▶ [YOUR OBJECTIVE]: Reproduce the material below word for word, leaving out the pictures.

▶ [EXTRACTED ENTRIES]:
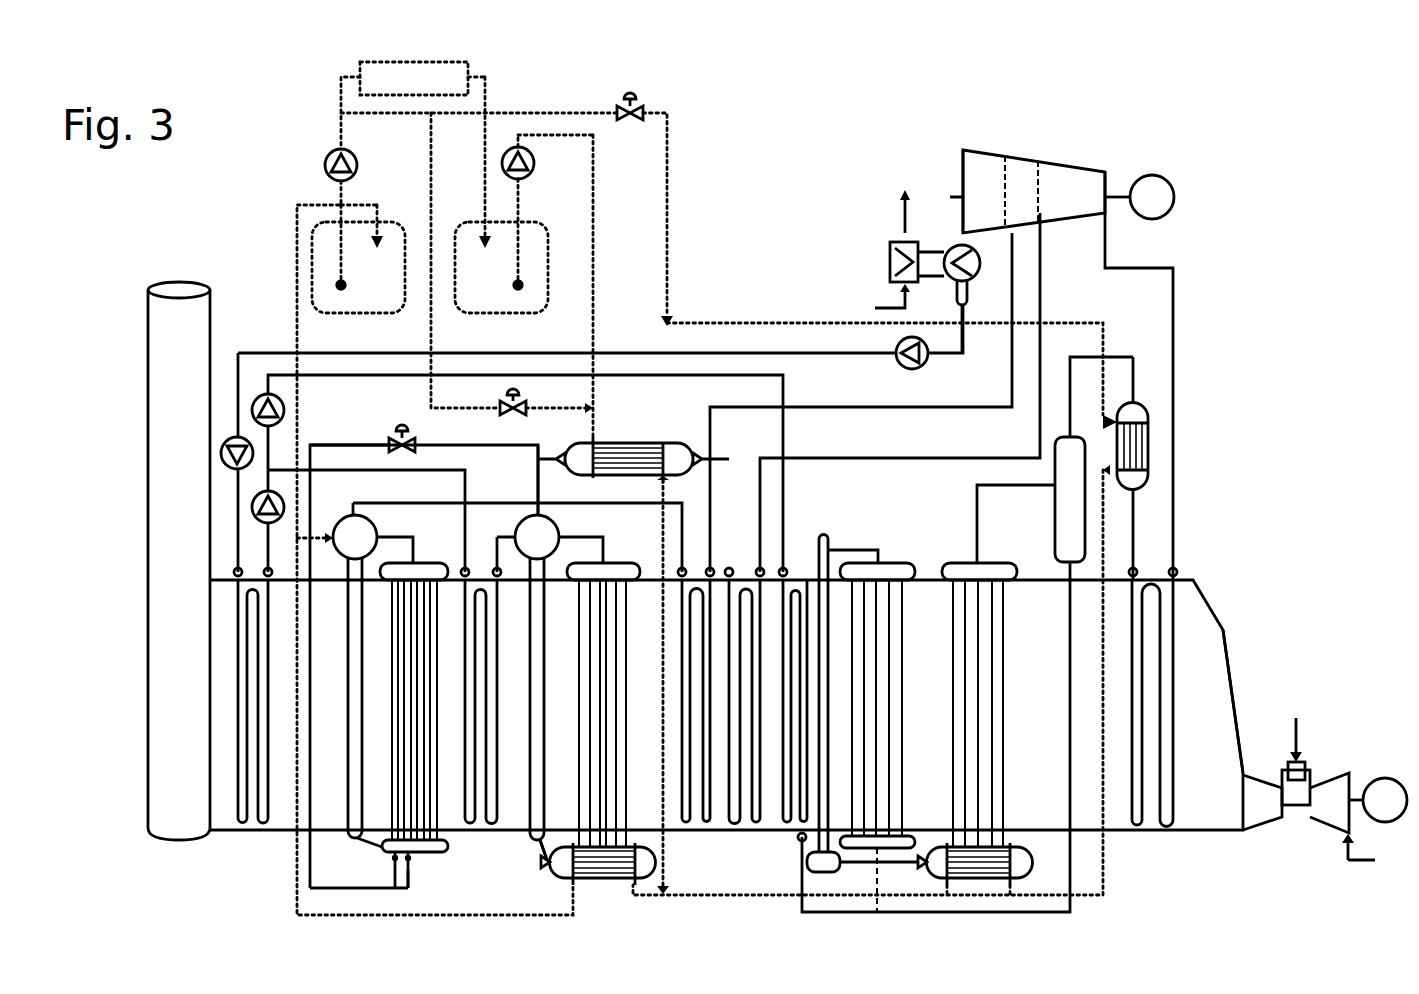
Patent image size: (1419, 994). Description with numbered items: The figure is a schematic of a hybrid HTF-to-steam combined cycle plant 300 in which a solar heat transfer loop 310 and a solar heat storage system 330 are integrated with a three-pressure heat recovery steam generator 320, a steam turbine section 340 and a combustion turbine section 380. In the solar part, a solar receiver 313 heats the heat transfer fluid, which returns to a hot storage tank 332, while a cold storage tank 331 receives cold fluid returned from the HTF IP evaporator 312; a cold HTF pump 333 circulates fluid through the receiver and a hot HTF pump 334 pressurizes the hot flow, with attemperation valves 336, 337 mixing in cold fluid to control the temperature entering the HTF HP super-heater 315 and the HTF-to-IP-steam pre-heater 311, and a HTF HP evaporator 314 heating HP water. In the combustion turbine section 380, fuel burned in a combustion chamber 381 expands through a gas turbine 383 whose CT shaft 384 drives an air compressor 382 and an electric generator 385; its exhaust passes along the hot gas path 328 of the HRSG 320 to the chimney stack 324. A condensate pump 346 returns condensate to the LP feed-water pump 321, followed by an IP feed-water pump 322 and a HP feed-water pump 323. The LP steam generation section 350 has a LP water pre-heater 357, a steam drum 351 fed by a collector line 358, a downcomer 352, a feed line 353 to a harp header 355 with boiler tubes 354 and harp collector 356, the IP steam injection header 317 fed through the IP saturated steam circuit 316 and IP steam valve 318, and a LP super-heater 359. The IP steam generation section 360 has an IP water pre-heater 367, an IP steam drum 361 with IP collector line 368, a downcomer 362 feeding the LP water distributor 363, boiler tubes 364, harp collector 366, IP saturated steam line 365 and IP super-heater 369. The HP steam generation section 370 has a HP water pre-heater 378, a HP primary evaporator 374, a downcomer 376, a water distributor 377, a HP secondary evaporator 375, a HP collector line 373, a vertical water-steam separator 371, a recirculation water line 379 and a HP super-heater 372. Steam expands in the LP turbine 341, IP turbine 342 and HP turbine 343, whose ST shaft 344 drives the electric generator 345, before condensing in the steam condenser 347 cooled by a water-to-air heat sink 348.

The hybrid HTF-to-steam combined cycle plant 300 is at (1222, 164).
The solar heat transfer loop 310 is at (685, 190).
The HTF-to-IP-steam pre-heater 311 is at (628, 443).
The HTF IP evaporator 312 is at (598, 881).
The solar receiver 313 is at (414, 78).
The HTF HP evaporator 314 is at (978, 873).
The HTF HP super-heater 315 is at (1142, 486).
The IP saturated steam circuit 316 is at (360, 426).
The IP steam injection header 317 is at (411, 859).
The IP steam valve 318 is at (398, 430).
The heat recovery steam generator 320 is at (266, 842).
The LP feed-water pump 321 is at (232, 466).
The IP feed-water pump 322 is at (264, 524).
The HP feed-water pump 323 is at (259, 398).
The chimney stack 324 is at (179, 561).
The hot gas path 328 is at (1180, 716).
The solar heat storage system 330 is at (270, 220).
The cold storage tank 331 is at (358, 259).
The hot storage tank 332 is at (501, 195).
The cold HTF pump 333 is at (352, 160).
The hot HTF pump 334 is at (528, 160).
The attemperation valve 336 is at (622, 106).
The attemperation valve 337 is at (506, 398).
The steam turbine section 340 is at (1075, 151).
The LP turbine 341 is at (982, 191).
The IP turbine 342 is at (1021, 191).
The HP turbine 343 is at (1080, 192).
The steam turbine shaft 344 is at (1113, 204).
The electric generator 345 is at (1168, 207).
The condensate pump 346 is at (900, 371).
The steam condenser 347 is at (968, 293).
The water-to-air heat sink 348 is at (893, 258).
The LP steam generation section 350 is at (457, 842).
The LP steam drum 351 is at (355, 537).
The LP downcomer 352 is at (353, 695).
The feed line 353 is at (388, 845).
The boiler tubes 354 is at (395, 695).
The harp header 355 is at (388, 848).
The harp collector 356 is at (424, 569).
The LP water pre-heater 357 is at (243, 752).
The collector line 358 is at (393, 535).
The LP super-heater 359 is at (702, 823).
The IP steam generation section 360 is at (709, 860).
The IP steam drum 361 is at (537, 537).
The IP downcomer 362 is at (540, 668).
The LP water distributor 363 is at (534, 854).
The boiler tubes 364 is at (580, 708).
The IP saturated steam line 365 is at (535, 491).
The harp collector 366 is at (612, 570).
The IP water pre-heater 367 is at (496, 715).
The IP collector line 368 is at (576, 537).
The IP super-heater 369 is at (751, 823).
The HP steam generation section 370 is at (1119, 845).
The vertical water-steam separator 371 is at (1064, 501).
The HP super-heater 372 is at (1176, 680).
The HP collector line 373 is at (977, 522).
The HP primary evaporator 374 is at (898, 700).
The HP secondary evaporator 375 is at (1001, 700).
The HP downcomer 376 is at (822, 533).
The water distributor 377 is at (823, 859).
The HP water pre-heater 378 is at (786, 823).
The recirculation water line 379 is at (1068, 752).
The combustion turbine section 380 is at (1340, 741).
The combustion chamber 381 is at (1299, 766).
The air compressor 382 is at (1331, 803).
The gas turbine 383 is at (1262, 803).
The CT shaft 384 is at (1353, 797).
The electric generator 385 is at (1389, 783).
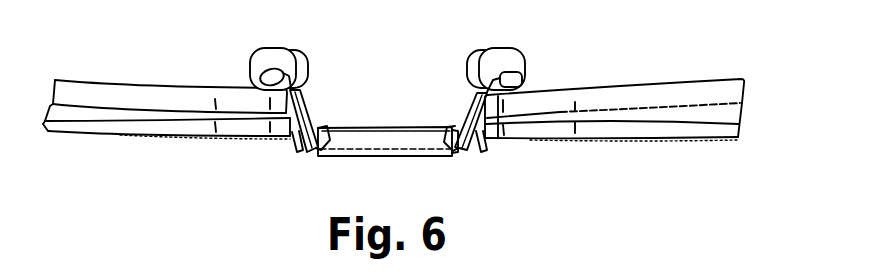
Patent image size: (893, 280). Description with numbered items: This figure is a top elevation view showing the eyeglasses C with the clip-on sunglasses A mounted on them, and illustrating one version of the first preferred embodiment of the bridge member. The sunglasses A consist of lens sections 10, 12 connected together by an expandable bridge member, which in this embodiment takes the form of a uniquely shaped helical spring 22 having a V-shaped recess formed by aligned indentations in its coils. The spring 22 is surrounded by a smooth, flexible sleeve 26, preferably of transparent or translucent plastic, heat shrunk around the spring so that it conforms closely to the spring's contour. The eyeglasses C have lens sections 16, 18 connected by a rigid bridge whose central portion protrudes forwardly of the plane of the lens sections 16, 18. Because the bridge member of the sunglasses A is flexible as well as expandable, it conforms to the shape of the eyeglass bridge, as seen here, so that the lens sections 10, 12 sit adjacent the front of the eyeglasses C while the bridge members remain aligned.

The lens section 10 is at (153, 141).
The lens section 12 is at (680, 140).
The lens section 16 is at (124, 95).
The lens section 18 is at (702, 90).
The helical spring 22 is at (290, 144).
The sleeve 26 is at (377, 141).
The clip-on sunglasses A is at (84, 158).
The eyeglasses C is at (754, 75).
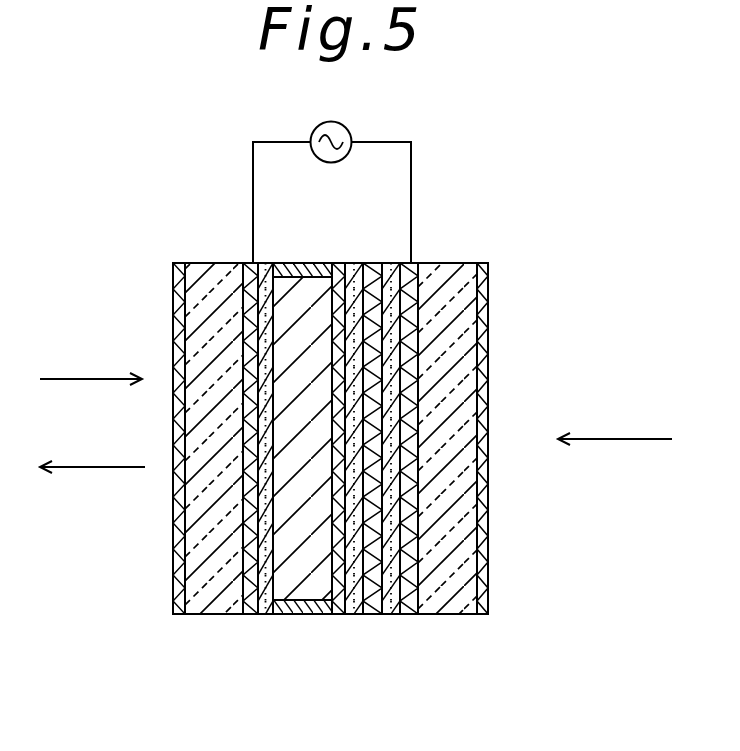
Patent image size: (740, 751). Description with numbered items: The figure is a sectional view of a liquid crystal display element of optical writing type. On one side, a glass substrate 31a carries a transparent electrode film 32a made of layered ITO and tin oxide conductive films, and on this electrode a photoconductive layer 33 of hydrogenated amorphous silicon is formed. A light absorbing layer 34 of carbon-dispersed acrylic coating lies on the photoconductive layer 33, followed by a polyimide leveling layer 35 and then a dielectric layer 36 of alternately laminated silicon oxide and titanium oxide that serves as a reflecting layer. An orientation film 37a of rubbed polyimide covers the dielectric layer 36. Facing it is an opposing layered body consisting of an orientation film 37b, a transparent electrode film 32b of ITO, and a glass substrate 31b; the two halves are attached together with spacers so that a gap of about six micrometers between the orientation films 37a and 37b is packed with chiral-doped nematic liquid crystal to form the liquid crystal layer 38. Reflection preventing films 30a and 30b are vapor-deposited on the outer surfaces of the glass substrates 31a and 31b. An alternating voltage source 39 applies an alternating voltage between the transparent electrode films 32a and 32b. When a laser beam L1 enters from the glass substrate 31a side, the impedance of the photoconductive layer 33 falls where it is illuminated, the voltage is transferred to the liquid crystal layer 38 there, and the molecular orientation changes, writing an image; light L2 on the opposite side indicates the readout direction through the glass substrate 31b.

▶ [TASK RESULT]:
Patent image size: (1419, 994). Description with numbered items: The figure is a schematic of a hybrid HTF-to-steam combined cycle plant 300 in which a solar heat transfer loop 310 and a solar heat storage system 330 are integrated with a three-pressure heat recovery steam generator 320, a steam turbine section 340 and a combustion turbine section 380. In the solar part, a solar receiver 313 heats the heat transfer fluid, which returns to a hot storage tank 332, while a cold storage tank 331 receives cold fluid returned from the HTF IP evaporator 312; a cold HTF pump 333 circulates fluid through the receiver and a hot HTF pump 334 pressurizes the hot flow, with attemperation valves 336, 337 mixing in cold fluid to control the temperature entering the HTF HP super-heater 315 and the HTF-to-IP-steam pre-heater 311, and a HTF HP evaporator 314 heating HP water. In the combustion turbine section 380, fuel burned in a combustion chamber 381 expands through a gas turbine 383 whose CT shaft 384 drives an air compressor 382 and an electric generator 385; its exhaust passes along the hot gas path 328 of the HRSG 320 to the chimney stack 324. A condensate pump 346 returns condensate to the LP feed-water pump 321, followed by an IP feed-water pump 322 and a HP feed-water pump 323. The LP steam generation section 350 has a LP water pre-heater 357, a steam drum 351 fed by a collector line 358, a downcomer 352, a feed line 353 to a harp header 355 with boiler tubes 354 and harp collector 356, the IP steam injection header 317 fed through the IP saturated steam circuit 316 and IP steam valve 318, and a LP super-heater 359. The IP steam generation section 360 has an IP water pre-heater 367, an IP steam drum 361 with IP collector line 368, a downcomer 362 feeding the LP water distributor 363, boiler tubes 364, harp collector 366, IP saturated steam line 365 and IP super-heater 369. The HP steam generation section 370 has a HP water pre-heater 378, a HP primary evaporator 374, a downcomer 376, a water distributor 377, a HP secondary evaporator 375, a HP collector line 373, a vertical water-steam separator 371, a recirculation water line 379 and a HP super-heater 372. Steam expands in the LP turbine 341, IP turbine 342 and HP turbine 343, whose ST shaft 344 drives the electric generator 345, before condensing in the steam condenser 347 cooled by a water-to-air heat sink 348.

The hybrid HTF-to-steam combined cycle plant 300 is at (1222, 164).
The solar heat transfer loop 310 is at (685, 190).
The HTF-to-IP-steam pre-heater 311 is at (628, 443).
The HTF IP evaporator 312 is at (598, 881).
The solar receiver 313 is at (414, 78).
The HTF HP evaporator 314 is at (978, 873).
The HTF HP super-heater 315 is at (1142, 486).
The IP saturated steam circuit 316 is at (360, 426).
The IP steam injection header 317 is at (411, 859).
The IP steam valve 318 is at (398, 430).
The heat recovery steam generator 320 is at (266, 842).
The LP feed-water pump 321 is at (232, 466).
The IP feed-water pump 322 is at (264, 524).
The HP feed-water pump 323 is at (259, 398).
The chimney stack 324 is at (179, 561).
The hot gas path 328 is at (1180, 716).
The solar heat storage system 330 is at (270, 220).
The cold storage tank 331 is at (358, 259).
The hot storage tank 332 is at (501, 195).
The cold HTF pump 333 is at (352, 160).
The hot HTF pump 334 is at (528, 160).
The attemperation valve 336 is at (622, 106).
The attemperation valve 337 is at (506, 398).
The steam turbine section 340 is at (1075, 151).
The LP turbine 341 is at (982, 191).
The IP turbine 342 is at (1021, 191).
The HP turbine 343 is at (1080, 192).
The steam turbine shaft 344 is at (1113, 204).
The electric generator 345 is at (1168, 207).
The condensate pump 346 is at (900, 371).
The steam condenser 347 is at (968, 293).
The water-to-air heat sink 348 is at (893, 258).
The LP steam generation section 350 is at (457, 842).
The LP steam drum 351 is at (355, 537).
The LP downcomer 352 is at (353, 695).
The feed line 353 is at (388, 845).
The boiler tubes 354 is at (395, 695).
The harp header 355 is at (388, 848).
The harp collector 356 is at (424, 569).
The LP water pre-heater 357 is at (243, 752).
The collector line 358 is at (393, 535).
The LP super-heater 359 is at (702, 823).
The IP steam generation section 360 is at (709, 860).
The IP steam drum 361 is at (537, 537).
The IP downcomer 362 is at (540, 668).
The LP water distributor 363 is at (534, 854).
The boiler tubes 364 is at (580, 708).
The IP saturated steam line 365 is at (535, 491).
The harp collector 366 is at (612, 570).
The IP water pre-heater 367 is at (496, 715).
The IP collector line 368 is at (576, 537).
The IP super-heater 369 is at (751, 823).
The HP steam generation section 370 is at (1119, 845).
The vertical water-steam separator 371 is at (1064, 501).
The HP super-heater 372 is at (1176, 680).
The HP collector line 373 is at (977, 522).
The HP primary evaporator 374 is at (898, 700).
The HP secondary evaporator 375 is at (1001, 700).
The HP downcomer 376 is at (822, 533).
The water distributor 377 is at (823, 859).
The HP water pre-heater 378 is at (786, 823).
The recirculation water line 379 is at (1068, 752).
The combustion turbine section 380 is at (1340, 741).
The combustion chamber 381 is at (1299, 766).
The air compressor 382 is at (1331, 803).
The gas turbine 383 is at (1262, 803).
The CT shaft 384 is at (1353, 797).
The electric generator 385 is at (1389, 783).
Patent image size: (893, 280). Description with numbered items: This figure is a top elevation view showing the eyeglasses C with the clip-on sunglasses A mounted on them, and illustrating one version of the first preferred embodiment of the bridge member. The sunglasses A consist of lens sections 10, 12 connected together by an expandable bridge member, which in this embodiment takes the form of a uniquely shaped helical spring 22 having a V-shaped recess formed by aligned indentations in its coils. The spring 22 is surrounded by a smooth, flexible sleeve 26, preferably of transparent or translucent plastic, heat shrunk around the spring so that it conforms closely to the spring's contour. The eyeglasses C have lens sections 16, 18 connected by a rigid bridge whose central portion protrudes forwardly of the plane of the lens sections 16, 18. Because the bridge member of the sunglasses A is flexible as well as expandable, it conforms to the shape of the eyeglass bridge, as seen here, so that the lens sections 10, 12 sit adjacent the front of the eyeglasses C while the bridge members remain aligned.

The lens section 10 is at (153, 141).
The lens section 12 is at (680, 140).
The lens section 16 is at (124, 95).
The lens section 18 is at (702, 90).
The helical spring 22 is at (290, 144).
The sleeve 26 is at (377, 141).
The clip-on sunglasses A is at (84, 158).
The eyeglasses C is at (754, 75).
Patent image size: (740, 751). Description with numbered items: The figure is a sectional view of a liquid crystal display element of optical writing type. On one side, a glass substrate 31a carries a transparent electrode film 32a made of layered ITO and tin oxide conductive films, and on this electrode a photoconductive layer 33 of hydrogenated amorphous silicon is formed. A light absorbing layer 34 of carbon-dispersed acrylic coating lies on the photoconductive layer 33, followed by a polyimide leveling layer 35 and then a dielectric layer 36 of alternately laminated silicon oxide and titanium oxide that serves as a reflecting layer. An orientation film 37a of rubbed polyimide covers the dielectric layer 36. Facing it is an opposing layered body consisting of an orientation film 37b, a transparent electrode film 32b of ITO, and a glass substrate 31b; the two halves are attached together with spacers so that a gap of about six micrometers between the orientation films 37a and 37b is packed with chiral-doped nematic liquid crystal to form the liquid crystal layer 38. Reflection preventing films 30a and 30b are vapor-deposited on the outer surfaces of the glass substrates 31a and 31b. An alternating voltage source 39 applies an alternating voltage between the transparent electrode films 32a and 32b. When a laser beam L1 enters from the glass substrate 31a side, the impedance of the photoconductive layer 33 falls where it is illuminated, the voltage is transferred to the liquid crystal layer 38 there, and the molecular orientation changes, writing an image; light L2 on the opposite side indicates the readout direction through the glass substrate 31b.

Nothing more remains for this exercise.